*Objective*
Everything from the line containing "What data populates" down to the last line of the entries below must be transcribed exactly, and nothing else.

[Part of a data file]
Begin

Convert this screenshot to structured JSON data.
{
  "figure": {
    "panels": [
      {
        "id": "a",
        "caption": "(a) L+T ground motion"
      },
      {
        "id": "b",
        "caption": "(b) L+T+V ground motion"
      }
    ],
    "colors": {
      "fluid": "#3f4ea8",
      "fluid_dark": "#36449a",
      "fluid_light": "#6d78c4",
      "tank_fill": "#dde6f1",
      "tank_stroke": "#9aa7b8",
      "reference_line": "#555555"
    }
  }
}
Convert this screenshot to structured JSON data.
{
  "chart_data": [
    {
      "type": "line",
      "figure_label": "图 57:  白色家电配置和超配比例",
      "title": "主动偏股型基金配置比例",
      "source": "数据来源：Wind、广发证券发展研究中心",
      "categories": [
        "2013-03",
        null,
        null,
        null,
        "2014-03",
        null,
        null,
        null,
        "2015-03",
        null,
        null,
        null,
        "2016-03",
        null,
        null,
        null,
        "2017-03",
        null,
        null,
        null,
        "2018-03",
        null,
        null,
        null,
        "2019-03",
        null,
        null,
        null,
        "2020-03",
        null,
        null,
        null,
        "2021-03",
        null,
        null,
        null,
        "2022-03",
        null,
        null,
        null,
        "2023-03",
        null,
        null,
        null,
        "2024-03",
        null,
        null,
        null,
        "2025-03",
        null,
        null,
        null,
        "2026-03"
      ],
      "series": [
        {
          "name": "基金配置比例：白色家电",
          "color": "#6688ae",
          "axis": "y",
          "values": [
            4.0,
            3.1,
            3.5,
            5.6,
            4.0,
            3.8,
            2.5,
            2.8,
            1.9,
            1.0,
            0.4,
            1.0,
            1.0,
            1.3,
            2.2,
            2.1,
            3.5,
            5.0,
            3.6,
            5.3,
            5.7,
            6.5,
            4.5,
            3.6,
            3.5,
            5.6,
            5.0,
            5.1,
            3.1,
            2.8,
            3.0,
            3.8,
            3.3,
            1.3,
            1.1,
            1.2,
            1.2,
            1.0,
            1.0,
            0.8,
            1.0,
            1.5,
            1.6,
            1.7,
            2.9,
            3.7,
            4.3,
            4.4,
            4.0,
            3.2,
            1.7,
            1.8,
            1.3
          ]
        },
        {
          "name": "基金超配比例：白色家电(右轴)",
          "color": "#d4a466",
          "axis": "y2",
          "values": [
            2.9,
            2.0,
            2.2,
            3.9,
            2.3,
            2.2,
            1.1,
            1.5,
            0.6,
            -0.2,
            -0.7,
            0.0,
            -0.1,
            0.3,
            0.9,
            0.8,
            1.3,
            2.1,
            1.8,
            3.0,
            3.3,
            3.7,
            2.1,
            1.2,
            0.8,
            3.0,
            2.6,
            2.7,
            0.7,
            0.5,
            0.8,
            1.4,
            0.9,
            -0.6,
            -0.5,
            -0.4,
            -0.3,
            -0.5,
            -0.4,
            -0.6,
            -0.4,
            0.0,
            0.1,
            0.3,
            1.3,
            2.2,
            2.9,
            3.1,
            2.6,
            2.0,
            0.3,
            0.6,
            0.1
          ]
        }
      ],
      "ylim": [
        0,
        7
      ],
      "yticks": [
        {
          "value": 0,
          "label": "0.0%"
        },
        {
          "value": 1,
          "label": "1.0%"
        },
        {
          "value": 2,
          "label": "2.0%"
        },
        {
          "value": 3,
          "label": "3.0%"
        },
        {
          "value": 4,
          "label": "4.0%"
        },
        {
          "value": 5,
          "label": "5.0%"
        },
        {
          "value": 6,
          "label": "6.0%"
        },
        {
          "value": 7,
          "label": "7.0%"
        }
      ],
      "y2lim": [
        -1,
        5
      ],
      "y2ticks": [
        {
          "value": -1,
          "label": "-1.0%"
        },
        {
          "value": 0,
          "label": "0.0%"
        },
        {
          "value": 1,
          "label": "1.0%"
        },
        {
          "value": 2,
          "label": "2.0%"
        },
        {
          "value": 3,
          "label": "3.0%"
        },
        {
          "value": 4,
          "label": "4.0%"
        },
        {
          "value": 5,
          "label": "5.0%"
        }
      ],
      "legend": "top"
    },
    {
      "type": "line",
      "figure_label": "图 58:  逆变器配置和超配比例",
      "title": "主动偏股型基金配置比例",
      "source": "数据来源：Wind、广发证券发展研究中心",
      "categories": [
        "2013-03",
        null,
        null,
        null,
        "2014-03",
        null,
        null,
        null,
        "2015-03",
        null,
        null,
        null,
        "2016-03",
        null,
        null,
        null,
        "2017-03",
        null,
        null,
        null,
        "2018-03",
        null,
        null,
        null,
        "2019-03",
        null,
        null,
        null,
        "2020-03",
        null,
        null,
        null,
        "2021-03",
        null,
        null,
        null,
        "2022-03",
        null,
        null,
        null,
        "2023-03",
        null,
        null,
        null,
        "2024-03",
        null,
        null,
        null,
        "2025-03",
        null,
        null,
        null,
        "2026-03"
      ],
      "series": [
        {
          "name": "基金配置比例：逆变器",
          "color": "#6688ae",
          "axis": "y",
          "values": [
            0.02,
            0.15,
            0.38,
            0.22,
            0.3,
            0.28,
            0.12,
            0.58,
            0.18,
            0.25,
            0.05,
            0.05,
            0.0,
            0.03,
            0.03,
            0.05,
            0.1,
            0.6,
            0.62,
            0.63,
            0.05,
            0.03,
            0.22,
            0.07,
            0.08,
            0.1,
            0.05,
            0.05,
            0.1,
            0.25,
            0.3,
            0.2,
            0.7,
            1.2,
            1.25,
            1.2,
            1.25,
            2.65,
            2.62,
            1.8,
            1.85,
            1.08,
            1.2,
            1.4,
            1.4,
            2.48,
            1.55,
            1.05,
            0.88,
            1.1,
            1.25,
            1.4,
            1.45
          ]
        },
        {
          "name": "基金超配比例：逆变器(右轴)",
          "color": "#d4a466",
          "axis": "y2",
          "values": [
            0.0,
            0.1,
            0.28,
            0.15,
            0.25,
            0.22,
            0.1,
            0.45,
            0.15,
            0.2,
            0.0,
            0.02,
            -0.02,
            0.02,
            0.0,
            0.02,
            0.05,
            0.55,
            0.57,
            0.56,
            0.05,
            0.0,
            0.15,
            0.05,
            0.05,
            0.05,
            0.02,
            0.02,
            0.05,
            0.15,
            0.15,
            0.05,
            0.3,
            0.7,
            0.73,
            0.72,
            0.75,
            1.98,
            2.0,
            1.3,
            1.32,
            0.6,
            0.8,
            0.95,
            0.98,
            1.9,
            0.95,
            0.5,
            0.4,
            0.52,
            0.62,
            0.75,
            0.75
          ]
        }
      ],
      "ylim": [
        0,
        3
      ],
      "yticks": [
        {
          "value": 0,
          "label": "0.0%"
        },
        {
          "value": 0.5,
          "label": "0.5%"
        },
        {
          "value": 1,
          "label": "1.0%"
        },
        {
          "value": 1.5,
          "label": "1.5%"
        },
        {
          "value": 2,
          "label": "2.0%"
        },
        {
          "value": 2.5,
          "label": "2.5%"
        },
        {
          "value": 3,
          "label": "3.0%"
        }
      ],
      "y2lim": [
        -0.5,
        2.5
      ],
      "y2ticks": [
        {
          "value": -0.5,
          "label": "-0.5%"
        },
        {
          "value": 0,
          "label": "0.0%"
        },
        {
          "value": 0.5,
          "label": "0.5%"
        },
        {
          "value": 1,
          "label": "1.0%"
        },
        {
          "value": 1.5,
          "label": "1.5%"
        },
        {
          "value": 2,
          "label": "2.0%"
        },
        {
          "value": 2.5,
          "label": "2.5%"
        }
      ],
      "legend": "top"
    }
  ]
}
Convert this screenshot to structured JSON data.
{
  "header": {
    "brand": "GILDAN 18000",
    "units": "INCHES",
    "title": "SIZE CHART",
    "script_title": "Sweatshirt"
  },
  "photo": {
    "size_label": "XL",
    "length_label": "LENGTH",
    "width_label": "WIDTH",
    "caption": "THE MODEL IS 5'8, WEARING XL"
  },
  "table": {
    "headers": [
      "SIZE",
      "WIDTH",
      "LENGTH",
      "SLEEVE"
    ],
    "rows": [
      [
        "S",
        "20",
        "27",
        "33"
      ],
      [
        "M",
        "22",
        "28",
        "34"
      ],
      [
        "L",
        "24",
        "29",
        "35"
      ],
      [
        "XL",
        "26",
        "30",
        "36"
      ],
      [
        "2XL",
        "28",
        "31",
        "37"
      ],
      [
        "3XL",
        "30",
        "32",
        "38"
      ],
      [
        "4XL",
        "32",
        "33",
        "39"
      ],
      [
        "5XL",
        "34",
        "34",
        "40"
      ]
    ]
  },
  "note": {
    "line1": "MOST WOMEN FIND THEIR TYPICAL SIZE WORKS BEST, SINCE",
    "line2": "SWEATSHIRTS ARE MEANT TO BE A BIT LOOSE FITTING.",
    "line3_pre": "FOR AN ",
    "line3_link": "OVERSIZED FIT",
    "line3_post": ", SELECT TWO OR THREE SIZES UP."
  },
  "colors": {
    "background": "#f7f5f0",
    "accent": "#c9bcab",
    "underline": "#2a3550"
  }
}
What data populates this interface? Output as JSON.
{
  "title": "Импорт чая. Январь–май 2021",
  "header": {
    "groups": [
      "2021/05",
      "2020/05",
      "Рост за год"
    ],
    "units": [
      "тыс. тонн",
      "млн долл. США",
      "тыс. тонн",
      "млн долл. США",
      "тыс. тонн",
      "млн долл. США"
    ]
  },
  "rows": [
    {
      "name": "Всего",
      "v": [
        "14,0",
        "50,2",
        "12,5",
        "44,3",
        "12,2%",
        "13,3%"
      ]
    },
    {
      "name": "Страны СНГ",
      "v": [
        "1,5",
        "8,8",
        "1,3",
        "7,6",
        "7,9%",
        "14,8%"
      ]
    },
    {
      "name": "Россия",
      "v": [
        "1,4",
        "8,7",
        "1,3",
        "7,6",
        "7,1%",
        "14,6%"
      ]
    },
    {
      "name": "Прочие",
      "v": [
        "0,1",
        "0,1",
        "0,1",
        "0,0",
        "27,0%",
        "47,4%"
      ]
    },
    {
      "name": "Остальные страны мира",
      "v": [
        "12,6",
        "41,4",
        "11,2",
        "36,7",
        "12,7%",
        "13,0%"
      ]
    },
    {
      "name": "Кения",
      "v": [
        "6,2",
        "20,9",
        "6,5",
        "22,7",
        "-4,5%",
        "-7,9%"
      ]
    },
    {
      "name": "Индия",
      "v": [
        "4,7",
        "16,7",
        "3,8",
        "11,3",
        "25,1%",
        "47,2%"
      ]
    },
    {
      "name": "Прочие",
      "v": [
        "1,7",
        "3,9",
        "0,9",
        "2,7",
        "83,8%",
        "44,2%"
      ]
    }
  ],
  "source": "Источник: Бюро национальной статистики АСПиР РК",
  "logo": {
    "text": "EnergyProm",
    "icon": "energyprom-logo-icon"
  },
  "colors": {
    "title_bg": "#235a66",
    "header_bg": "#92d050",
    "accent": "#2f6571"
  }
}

End

*Written response*
What data populates this interface? Output as JSON.
{
  "title": "Импорт чая. Январь–май 2021",
  "header": {
    "groups": [
      "2021/05",
      "2020/05",
      "Рост за год"
    ],
    "units": [
      "тыс. тонн",
      "млн долл. США",
      "тыс. тонн",
      "млн долл. США",
      "тыс. тонн",
      "млн долл. США"
    ]
  },
  "rows": [
    {
      "name": "Всего",
      "v": [
        "14,0",
        "50,2",
        "12,5",
        "44,3",
        "12,2%",
        "13,3%"
      ]
    },
    {
      "name": "Страны СНГ",
      "v": [
        "1,5",
        "8,8",
        "1,3",
        "7,6",
        "7,9%",
        "14,8%"
      ]
    },
    {
      "name": "Россия",
      "v": [
        "1,4",
        "8,7",
        "1,3",
        "7,6",
        "7,1%",
        "14,6%"
      ]
    },
    {
      "name": "Прочие",
      "v": [
        "0,1",
        "0,1",
        "0,1",
        "0,0",
        "27,0%",
        "47,4%"
      ]
    },
    {
      "name": "Остальные страны мира",
      "v": [
        "12,6",
        "41,4",
        "11,2",
        "36,7",
        "12,7%",
        "13,0%"
      ]
    },
    {
      "name": "Кения",
      "v": [
        "6,2",
        "20,9",
        "6,5",
        "22,7",
        "-4,5%",
        "-7,9%"
      ]
    },
    {
      "name": "Индия",
      "v": [
        "4,7",
        "16,7",
        "3,8",
        "11,3",
        "25,1%",
        "47,2%"
      ]
    },
    {
      "name": "Прочие",
      "v": [
        "1,7",
        "3,9",
        "0,9",
        "2,7",
        "83,8%",
        "44,2%"
      ]
    }
  ],
  "source": "Источник: Бюро национальной статистики АСПиР РК",
  "logo": {
    "text": "EnergyProm",
    "icon": "energyprom-logo-icon"
  },
  "colors": {
    "title_bg": "#235a66",
    "header_bg": "#92d050",
    "accent": "#2f6571"
  }
}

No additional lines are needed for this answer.